───── Material provided

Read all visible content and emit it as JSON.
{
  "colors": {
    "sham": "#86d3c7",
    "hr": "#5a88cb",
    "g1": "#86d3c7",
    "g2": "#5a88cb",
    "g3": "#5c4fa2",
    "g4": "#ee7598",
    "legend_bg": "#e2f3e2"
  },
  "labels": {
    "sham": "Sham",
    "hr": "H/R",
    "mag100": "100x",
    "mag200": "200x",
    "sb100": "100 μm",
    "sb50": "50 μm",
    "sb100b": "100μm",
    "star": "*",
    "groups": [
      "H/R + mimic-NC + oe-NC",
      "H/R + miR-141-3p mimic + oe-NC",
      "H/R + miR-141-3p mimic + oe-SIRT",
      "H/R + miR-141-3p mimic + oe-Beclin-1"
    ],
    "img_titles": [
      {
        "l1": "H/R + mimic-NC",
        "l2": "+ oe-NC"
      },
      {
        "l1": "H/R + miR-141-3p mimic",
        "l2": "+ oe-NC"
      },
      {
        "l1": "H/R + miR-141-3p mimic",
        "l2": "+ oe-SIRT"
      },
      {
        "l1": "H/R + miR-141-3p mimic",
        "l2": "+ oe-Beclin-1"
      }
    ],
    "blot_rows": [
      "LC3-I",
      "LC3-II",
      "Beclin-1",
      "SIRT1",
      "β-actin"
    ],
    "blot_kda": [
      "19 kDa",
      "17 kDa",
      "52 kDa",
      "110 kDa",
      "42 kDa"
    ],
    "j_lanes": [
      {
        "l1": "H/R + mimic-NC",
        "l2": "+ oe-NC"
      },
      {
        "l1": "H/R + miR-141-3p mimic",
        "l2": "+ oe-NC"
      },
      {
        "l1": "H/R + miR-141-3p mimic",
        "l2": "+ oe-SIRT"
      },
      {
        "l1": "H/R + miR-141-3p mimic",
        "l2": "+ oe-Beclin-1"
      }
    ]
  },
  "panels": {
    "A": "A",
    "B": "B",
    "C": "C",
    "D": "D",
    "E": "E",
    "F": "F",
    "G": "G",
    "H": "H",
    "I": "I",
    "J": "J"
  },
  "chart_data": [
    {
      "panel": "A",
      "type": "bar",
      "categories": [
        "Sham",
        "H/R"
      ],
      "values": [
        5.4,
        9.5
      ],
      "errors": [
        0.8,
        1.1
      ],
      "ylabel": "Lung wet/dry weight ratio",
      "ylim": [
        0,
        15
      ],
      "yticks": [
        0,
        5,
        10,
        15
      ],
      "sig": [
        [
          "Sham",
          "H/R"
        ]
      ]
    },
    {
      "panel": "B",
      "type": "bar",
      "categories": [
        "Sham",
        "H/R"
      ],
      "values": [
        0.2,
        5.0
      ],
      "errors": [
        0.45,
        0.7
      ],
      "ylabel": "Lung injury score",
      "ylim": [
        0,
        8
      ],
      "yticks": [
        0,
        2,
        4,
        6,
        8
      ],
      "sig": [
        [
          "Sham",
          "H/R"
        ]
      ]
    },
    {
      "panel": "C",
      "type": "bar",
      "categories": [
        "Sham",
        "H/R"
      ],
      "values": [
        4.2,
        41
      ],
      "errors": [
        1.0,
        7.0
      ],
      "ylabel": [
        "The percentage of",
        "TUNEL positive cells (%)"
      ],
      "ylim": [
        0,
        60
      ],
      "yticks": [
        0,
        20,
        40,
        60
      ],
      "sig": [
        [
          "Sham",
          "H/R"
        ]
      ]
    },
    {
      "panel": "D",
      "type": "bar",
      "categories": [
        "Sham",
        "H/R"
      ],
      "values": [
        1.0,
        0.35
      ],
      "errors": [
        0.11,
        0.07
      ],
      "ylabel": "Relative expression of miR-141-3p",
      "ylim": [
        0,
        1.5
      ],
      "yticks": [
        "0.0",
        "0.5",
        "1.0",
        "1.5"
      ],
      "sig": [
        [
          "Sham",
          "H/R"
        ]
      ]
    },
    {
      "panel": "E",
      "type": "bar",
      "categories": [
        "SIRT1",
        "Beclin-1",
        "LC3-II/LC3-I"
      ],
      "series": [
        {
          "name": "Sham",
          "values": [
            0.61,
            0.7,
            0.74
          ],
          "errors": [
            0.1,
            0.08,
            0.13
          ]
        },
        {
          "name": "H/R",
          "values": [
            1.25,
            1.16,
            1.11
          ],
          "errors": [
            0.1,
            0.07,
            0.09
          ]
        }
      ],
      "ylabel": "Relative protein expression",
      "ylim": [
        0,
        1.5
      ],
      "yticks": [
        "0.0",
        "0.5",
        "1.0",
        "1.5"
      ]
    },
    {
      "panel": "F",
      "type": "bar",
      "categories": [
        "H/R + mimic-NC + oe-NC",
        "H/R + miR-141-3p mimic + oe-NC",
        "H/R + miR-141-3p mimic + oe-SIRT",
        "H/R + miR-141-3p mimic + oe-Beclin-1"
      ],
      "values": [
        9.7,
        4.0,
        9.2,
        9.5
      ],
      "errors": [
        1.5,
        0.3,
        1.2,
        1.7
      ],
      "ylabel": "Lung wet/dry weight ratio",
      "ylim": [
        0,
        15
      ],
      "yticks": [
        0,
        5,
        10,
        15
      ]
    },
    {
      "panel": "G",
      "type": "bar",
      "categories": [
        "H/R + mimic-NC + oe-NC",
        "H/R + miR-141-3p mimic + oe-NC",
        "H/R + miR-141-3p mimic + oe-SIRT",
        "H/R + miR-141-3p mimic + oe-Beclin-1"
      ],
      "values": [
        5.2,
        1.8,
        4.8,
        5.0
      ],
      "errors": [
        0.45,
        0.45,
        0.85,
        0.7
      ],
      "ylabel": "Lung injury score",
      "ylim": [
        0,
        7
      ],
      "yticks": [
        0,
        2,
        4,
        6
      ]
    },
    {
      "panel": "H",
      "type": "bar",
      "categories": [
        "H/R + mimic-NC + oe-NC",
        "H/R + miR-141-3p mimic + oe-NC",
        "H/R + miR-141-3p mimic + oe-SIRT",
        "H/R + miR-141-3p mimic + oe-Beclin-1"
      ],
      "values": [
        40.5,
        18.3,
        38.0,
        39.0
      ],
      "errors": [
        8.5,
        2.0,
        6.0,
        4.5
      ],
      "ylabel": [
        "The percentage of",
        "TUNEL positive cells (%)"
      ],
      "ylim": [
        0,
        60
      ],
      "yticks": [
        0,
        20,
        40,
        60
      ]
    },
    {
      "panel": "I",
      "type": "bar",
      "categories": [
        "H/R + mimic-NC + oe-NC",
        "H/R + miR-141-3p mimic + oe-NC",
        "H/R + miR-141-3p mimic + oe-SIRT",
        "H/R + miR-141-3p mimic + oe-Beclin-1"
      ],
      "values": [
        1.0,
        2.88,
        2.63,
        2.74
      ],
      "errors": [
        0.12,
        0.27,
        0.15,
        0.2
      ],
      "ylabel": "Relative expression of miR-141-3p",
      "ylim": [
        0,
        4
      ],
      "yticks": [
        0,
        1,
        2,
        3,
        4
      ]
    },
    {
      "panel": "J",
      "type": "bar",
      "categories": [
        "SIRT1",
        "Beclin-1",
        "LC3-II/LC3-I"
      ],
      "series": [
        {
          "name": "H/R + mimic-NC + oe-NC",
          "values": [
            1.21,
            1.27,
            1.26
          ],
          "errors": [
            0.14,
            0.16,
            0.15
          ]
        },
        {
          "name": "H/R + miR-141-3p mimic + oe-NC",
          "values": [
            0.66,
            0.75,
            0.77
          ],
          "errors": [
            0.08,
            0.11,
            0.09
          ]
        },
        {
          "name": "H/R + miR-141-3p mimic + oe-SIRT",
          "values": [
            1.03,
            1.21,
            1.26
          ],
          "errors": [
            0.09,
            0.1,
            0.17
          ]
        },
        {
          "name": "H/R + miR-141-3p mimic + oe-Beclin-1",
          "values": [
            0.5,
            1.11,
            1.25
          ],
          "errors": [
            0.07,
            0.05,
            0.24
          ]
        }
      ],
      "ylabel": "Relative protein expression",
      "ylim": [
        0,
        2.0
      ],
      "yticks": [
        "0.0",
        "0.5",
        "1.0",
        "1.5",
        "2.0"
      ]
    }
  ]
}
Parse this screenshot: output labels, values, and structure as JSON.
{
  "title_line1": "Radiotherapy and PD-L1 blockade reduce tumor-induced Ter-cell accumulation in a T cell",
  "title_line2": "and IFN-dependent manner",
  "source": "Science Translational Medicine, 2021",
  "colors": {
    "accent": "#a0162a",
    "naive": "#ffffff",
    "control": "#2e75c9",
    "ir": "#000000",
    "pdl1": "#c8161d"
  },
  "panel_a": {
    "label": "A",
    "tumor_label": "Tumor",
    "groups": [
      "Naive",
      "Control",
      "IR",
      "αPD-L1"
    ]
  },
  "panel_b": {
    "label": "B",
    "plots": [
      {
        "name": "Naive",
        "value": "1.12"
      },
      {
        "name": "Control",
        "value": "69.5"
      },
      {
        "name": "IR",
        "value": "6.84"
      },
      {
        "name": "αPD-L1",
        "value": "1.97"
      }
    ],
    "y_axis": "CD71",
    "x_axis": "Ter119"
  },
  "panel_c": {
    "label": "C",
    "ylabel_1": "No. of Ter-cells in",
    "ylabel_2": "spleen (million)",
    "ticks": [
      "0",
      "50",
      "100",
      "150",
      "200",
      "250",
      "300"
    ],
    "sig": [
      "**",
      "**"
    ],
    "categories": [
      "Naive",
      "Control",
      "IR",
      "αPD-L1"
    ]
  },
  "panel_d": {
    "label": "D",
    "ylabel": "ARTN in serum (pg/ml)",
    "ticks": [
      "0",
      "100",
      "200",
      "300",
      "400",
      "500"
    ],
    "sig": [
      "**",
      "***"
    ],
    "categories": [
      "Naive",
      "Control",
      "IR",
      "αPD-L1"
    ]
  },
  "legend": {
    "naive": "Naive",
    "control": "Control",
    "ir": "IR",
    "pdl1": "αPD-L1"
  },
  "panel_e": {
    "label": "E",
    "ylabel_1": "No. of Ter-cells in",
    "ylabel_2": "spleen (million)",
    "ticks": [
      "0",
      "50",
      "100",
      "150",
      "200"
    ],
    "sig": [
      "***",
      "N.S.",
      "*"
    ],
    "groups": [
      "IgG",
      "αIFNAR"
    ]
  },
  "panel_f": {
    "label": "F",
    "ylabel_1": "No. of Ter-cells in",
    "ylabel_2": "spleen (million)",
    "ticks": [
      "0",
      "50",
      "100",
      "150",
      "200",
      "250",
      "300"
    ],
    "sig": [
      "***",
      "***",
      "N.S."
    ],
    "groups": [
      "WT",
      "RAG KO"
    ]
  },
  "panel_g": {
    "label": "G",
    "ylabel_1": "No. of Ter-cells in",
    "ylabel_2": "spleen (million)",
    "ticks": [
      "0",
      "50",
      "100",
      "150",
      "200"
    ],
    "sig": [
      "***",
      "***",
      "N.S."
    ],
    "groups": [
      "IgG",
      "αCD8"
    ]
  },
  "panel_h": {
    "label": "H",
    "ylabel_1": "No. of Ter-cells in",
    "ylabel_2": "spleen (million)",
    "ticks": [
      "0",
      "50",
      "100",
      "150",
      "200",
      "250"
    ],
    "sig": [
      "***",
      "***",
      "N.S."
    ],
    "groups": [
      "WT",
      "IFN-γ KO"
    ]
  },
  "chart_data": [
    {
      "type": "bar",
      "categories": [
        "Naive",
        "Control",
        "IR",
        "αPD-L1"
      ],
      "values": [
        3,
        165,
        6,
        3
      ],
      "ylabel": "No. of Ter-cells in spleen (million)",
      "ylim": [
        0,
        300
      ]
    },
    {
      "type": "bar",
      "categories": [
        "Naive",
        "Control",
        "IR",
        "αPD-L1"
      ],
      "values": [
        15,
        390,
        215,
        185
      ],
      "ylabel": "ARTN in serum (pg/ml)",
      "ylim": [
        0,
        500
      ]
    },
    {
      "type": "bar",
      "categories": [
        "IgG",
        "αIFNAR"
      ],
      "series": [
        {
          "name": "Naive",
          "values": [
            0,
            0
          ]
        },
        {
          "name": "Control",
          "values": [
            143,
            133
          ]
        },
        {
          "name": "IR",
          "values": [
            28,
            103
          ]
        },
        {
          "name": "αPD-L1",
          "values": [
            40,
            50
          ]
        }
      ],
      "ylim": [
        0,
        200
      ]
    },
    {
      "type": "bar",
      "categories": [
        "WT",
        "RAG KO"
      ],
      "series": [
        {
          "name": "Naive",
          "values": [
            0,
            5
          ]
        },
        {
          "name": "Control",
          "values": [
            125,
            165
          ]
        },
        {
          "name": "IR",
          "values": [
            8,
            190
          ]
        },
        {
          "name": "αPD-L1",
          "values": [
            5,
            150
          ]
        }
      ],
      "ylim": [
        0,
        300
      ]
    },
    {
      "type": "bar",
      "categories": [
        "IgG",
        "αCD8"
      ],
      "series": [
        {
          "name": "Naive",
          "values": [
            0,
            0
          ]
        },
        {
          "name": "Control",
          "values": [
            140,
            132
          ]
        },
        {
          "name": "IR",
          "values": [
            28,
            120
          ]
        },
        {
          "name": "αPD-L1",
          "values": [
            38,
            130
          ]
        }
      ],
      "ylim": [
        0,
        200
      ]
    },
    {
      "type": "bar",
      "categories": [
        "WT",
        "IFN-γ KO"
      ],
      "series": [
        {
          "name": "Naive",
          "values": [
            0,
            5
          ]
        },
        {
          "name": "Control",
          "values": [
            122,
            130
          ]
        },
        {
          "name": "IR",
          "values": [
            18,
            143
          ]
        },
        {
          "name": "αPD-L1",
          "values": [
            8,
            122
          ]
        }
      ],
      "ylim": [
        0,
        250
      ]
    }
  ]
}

──────────

Work to complete
Find the word "labels" in the entries above, then copy each line that holds it.

Exercise result
  "labels": {
Parse this screenshot: output labels, values, and structure as JSON.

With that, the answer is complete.